GIVEN PROBLEM
Copy, from the entries below, each line where the word "контексте" can be found.

==========

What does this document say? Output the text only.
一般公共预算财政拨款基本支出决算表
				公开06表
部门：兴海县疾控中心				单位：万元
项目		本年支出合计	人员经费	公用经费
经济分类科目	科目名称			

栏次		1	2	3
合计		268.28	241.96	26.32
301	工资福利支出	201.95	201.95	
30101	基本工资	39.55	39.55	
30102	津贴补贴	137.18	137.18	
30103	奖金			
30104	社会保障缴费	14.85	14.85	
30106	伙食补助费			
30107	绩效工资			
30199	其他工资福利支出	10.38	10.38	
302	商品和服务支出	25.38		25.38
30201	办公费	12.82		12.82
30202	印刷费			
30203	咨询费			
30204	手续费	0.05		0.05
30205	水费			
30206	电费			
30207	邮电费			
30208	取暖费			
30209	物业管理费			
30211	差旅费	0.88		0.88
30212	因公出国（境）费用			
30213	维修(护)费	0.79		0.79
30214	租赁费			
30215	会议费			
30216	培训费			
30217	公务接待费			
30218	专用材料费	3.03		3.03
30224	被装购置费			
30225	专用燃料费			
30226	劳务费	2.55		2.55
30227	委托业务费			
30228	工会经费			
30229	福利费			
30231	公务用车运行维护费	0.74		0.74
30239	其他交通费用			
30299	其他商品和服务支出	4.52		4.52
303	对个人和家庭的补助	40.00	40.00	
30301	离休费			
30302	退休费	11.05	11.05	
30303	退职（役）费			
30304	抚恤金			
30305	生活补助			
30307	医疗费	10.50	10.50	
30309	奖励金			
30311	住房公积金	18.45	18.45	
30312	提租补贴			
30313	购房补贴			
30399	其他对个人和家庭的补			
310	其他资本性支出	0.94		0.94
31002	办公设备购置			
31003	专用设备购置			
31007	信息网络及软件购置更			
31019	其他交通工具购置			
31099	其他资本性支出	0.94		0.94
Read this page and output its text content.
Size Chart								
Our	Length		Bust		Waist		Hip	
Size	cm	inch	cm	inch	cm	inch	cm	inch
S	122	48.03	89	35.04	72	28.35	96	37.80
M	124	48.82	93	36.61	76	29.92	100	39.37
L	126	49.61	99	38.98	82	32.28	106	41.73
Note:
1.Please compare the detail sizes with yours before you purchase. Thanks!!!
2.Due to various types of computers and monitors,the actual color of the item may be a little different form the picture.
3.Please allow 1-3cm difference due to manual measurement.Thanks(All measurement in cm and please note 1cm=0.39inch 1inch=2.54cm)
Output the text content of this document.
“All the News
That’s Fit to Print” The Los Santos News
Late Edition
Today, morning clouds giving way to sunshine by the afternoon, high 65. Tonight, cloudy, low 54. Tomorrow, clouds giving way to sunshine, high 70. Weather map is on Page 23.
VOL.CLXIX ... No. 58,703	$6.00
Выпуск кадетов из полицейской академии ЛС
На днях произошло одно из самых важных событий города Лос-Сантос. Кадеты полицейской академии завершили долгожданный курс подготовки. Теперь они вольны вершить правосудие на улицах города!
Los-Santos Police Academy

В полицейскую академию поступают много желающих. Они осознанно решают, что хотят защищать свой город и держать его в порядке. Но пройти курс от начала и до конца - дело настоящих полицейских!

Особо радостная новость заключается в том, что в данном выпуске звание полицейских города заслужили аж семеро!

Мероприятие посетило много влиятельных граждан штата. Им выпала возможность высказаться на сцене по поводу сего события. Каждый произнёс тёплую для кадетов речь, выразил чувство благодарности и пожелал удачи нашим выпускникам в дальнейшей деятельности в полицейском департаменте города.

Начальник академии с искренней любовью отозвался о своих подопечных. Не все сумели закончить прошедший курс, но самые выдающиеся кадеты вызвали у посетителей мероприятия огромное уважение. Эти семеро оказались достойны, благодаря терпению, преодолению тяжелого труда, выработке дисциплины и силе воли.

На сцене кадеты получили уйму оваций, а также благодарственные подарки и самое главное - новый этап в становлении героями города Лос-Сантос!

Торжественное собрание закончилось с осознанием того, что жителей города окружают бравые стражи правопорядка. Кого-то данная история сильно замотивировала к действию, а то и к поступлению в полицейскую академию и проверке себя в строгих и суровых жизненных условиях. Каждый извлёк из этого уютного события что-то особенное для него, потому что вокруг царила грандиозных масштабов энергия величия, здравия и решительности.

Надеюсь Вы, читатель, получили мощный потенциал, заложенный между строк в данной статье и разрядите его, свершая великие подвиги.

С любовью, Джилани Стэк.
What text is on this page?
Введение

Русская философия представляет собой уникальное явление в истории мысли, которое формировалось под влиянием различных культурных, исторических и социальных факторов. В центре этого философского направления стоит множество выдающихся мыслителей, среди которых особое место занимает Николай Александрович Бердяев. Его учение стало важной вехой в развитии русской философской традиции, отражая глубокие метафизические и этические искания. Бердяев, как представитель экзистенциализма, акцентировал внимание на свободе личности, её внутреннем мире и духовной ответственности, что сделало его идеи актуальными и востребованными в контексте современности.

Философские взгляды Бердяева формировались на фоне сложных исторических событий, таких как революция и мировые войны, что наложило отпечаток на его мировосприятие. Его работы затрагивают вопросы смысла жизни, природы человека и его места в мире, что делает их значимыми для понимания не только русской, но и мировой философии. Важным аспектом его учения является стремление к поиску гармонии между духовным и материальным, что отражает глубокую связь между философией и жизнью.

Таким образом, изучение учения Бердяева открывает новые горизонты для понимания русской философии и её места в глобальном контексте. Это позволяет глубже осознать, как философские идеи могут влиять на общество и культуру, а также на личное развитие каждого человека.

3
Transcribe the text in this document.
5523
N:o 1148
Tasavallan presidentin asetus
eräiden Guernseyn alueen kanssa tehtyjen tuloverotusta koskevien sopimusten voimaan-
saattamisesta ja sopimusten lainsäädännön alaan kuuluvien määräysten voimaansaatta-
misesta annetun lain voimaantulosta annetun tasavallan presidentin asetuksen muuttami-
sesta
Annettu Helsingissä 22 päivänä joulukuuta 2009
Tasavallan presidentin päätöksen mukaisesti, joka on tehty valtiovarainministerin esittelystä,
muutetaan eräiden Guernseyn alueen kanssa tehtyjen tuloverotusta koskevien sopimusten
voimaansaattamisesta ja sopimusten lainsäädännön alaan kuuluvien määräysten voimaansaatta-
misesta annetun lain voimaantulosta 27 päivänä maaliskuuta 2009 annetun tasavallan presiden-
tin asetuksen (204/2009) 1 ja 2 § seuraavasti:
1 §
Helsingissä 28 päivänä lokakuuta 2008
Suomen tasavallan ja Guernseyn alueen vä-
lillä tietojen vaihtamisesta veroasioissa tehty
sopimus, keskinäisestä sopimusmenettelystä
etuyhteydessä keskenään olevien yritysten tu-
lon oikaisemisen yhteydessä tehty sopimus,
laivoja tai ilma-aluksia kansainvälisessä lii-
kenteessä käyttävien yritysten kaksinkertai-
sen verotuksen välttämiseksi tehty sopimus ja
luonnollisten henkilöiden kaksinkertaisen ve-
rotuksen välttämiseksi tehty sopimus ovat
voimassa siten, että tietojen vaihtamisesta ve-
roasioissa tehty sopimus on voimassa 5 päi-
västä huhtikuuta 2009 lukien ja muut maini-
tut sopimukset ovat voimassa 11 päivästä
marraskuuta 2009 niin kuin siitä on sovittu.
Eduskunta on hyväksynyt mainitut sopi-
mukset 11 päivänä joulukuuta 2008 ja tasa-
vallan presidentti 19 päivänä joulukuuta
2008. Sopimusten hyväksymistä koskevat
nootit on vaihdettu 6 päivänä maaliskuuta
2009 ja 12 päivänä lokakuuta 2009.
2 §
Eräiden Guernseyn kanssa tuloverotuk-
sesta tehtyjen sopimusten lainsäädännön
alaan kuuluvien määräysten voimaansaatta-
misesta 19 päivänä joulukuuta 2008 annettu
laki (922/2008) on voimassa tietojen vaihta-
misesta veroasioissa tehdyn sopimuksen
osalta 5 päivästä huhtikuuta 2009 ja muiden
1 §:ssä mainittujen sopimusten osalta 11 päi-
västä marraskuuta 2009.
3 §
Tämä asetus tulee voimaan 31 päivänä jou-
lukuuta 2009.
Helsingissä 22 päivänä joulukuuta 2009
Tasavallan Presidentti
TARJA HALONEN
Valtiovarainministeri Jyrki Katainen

==========

FULL ANSWER
Русская философия представляет собой уникальное явление в истории мысли, которое формировалось под влиянием различных культурных, исторических и социальных факторов. В центре этого философского направления стоит множество выдающихся мыслителей, среди которых особое место занимает Николай Александрович Бердяев. Его учение стало важной вехой в развитии русской философской традиции, отражая глубокие метафизические и этические искания. Бердяев, как представитель экзистенциализма, акцентировал внимание на свободе личности, её внутреннем мире и духовной ответственности, что сделало его идеи актуальными и востребованными в контексте современности.
Таким образом, изучение учения Бердяева открывает новые горизонты для понимания русской философии и её места в глобальном контексте. Это позволяет глубже осознать, как философские идеи могут влиять на общество и культуру, а также на личное развитие каждого человека.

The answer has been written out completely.